◆ **What you will do**
Every record below should be printed exactly as it appears.

◆ **Source data**
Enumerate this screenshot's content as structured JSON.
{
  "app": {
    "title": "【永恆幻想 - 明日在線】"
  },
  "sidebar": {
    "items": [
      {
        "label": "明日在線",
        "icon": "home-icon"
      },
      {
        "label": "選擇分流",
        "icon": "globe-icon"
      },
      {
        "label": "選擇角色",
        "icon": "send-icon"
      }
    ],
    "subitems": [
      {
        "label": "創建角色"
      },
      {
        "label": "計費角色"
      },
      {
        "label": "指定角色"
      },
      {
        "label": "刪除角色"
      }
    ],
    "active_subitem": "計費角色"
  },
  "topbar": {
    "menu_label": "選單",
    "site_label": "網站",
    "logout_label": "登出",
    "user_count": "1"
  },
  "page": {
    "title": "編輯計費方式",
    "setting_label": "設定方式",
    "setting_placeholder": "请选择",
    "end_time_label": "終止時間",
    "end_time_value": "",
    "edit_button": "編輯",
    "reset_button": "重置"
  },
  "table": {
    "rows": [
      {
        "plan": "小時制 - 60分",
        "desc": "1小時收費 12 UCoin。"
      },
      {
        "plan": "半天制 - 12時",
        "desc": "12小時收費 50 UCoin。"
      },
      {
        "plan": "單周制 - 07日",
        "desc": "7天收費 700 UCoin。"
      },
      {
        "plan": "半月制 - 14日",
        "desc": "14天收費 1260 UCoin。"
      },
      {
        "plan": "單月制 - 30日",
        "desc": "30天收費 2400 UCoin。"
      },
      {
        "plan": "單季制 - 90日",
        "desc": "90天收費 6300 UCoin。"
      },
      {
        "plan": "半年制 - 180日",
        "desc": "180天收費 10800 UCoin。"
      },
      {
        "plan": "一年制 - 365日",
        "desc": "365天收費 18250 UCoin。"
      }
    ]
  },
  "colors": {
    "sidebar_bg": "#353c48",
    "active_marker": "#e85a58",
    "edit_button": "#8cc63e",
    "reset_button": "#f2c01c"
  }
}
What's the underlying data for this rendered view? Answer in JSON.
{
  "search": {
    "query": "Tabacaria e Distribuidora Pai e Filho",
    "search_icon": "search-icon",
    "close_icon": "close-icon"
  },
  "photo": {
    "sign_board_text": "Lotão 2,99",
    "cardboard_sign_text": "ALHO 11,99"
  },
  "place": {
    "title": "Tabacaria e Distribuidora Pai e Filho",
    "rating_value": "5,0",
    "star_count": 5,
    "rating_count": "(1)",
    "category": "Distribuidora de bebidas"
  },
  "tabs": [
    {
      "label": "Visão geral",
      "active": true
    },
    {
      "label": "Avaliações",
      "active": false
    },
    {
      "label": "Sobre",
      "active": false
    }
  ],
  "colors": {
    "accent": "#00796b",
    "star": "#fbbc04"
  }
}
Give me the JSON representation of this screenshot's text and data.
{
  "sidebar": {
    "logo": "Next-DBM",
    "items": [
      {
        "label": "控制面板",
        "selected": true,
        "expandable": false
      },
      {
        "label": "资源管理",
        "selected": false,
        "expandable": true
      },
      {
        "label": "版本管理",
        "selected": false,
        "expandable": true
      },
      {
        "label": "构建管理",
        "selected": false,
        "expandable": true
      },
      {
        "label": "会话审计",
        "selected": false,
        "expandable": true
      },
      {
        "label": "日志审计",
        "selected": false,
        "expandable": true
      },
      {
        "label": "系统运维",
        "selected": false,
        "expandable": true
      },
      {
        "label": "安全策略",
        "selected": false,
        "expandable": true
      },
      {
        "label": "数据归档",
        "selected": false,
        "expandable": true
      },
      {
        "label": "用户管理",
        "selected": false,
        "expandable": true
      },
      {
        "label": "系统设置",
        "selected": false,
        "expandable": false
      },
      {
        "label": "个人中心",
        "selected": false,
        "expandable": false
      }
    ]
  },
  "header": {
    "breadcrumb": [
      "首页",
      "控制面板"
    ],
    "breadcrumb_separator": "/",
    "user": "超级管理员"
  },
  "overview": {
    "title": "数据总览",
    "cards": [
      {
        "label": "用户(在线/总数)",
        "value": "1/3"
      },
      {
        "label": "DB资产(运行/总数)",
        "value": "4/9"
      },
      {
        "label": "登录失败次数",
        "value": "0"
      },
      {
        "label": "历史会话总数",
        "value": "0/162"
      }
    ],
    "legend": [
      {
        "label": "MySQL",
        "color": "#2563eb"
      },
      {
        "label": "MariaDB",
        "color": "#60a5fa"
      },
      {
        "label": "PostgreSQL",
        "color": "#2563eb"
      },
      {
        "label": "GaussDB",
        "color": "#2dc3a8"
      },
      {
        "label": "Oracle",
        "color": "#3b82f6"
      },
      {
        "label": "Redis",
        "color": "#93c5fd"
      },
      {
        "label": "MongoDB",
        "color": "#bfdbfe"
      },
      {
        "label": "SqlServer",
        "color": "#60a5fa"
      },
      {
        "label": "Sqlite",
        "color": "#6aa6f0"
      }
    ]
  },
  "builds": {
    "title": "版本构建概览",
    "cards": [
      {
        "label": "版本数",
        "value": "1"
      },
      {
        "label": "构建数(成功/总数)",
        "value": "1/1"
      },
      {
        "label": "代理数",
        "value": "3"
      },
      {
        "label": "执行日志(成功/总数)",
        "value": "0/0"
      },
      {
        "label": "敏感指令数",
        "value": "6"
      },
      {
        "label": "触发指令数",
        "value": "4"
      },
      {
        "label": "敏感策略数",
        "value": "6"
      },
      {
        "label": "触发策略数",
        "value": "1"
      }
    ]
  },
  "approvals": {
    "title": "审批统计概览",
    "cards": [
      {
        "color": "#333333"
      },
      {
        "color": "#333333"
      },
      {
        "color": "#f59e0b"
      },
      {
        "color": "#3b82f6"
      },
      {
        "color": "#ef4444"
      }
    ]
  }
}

◆ **Expected answer**
Enumerate this screenshot's content as structured JSON.
{
  "app": {
    "title": "【永恆幻想 - 明日在線】"
  },
  "sidebar": {
    "items": [
      {
        "label": "明日在線",
        "icon": "home-icon"
      },
      {
        "label": "選擇分流",
        "icon": "globe-icon"
      },
      {
        "label": "選擇角色",
        "icon": "send-icon"
      }
    ],
    "subitems": [
      {
        "label": "創建角色"
      },
      {
        "label": "計費角色"
      },
      {
        "label": "指定角色"
      },
      {
        "label": "刪除角色"
      }
    ],
    "active_subitem": "計費角色"
  },
  "topbar": {
    "menu_label": "選單",
    "site_label": "網站",
    "logout_label": "登出",
    "user_count": "1"
  },
  "page": {
    "title": "編輯計費方式",
    "setting_label": "設定方式",
    "setting_placeholder": "请选择",
    "end_time_label": "終止時間",
    "end_time_value": "",
    "edit_button": "編輯",
    "reset_button": "重置"
  },
  "table": {
    "rows": [
      {
        "plan": "小時制 - 60分",
        "desc": "1小時收費 12 UCoin。"
      },
      {
        "plan": "半天制 - 12時",
        "desc": "12小時收費 50 UCoin。"
      },
      {
        "plan": "單周制 - 07日",
        "desc": "7天收費 700 UCoin。"
      },
      {
        "plan": "半月制 - 14日",
        "desc": "14天收費 1260 UCoin。"
      },
      {
        "plan": "單月制 - 30日",
        "desc": "30天收費 2400 UCoin。"
      },
      {
        "plan": "單季制 - 90日",
        "desc": "90天收費 6300 UCoin。"
      },
      {
        "plan": "半年制 - 180日",
        "desc": "180天收費 10800 UCoin。"
      },
      {
        "plan": "一年制 - 365日",
        "desc": "365天收費 18250 UCoin。"
      }
    ]
  },
  "colors": {
    "sidebar_bg": "#353c48",
    "active_marker": "#e85a58",
    "edit_button": "#8cc63e",
    "reset_button": "#f2c01c"
  }
}
What's the underlying data for this rendered view? Answer in JSON.
{
  "search": {
    "query": "Tabacaria e Distribuidora Pai e Filho",
    "search_icon": "search-icon",
    "close_icon": "close-icon"
  },
  "photo": {
    "sign_board_text": "Lotão 2,99",
    "cardboard_sign_text": "ALHO 11,99"
  },
  "place": {
    "title": "Tabacaria e Distribuidora Pai e Filho",
    "rating_value": "5,0",
    "star_count": 5,
    "rating_count": "(1)",
    "category": "Distribuidora de bebidas"
  },
  "tabs": [
    {
      "label": "Visão geral",
      "active": true
    },
    {
      "label": "Avaliações",
      "active": false
    },
    {
      "label": "Sobre",
      "active": false
    }
  ],
  "colors": {
    "accent": "#00796b",
    "star": "#fbbc04"
  }
}
Give me the JSON representation of this screenshot's text and data.
{
  "sidebar": {
    "logo": "Next-DBM",
    "items": [
      {
        "label": "控制面板",
        "selected": true,
        "expandable": false
      },
      {
        "label": "资源管理",
        "selected": false,
        "expandable": true
      },
      {
        "label": "版本管理",
        "selected": false,
        "expandable": true
      },
      {
        "label": "构建管理",
        "selected": false,
        "expandable": true
      },
      {
        "label": "会话审计",
        "selected": false,
        "expandable": true
      },
      {
        "label": "日志审计",
        "selected": false,
        "expandable": true
      },
      {
        "label": "系统运维",
        "selected": false,
        "expandable": true
      },
      {
        "label": "安全策略",
        "selected": false,
        "expandable": true
      },
      {
        "label": "数据归档",
        "selected": false,
        "expandable": true
      },
      {
        "label": "用户管理",
        "selected": false,
        "expandable": true
      },
      {
        "label": "系统设置",
        "selected": false,
        "expandable": false
      },
      {
        "label": "个人中心",
        "selected": false,
        "expandable": false
      }
    ]
  },
  "header": {
    "breadcrumb": [
      "首页",
      "控制面板"
    ],
    "breadcrumb_separator": "/",
    "user": "超级管理员"
  },
  "overview": {
    "title": "数据总览",
    "cards": [
      {
        "label": "用户(在线/总数)",
        "value": "1/3"
      },
      {
        "label": "DB资产(运行/总数)",
        "value": "4/9"
      },
      {
        "label": "登录失败次数",
        "value": "0"
      },
      {
        "label": "历史会话总数",
        "value": "0/162"
      }
    ],
    "legend": [
      {
        "label": "MySQL",
        "color": "#2563eb"
      },
      {
        "label": "MariaDB",
        "color": "#60a5fa"
      },
      {
        "label": "PostgreSQL",
        "color": "#2563eb"
      },
      {
        "label": "GaussDB",
        "color": "#2dc3a8"
      },
      {
        "label": "Oracle",
        "color": "#3b82f6"
      },
      {
        "label": "Redis",
        "color": "#93c5fd"
      },
      {
        "label": "MongoDB",
        "color": "#bfdbfe"
      },
      {
        "label": "SqlServer",
        "color": "#60a5fa"
      },
      {
        "label": "Sqlite",
        "color": "#6aa6f0"
      }
    ]
  },
  "builds": {
    "title": "版本构建概览",
    "cards": [
      {
        "label": "版本数",
        "value": "1"
      },
      {
        "label": "构建数(成功/总数)",
        "value": "1/1"
      },
      {
        "label": "代理数",
        "value": "3"
      },
      {
        "label": "执行日志(成功/总数)",
        "value": "0/0"
      },
      {
        "label": "敏感指令数",
        "value": "6"
      },
      {
        "label": "触发指令数",
        "value": "4"
      },
      {
        "label": "敏感策略数",
        "value": "6"
      },
      {
        "label": "触发策略数",
        "value": "1"
      }
    ]
  },
  "approvals": {
    "title": "审批统计概览",
    "cards": [
      {
        "color": "#333333"
      },
      {
        "color": "#333333"
      },
      {
        "color": "#f59e0b"
      },
      {
        "color": "#3b82f6"
      },
      {
        "color": "#ef4444"
      }
    ]
  }
}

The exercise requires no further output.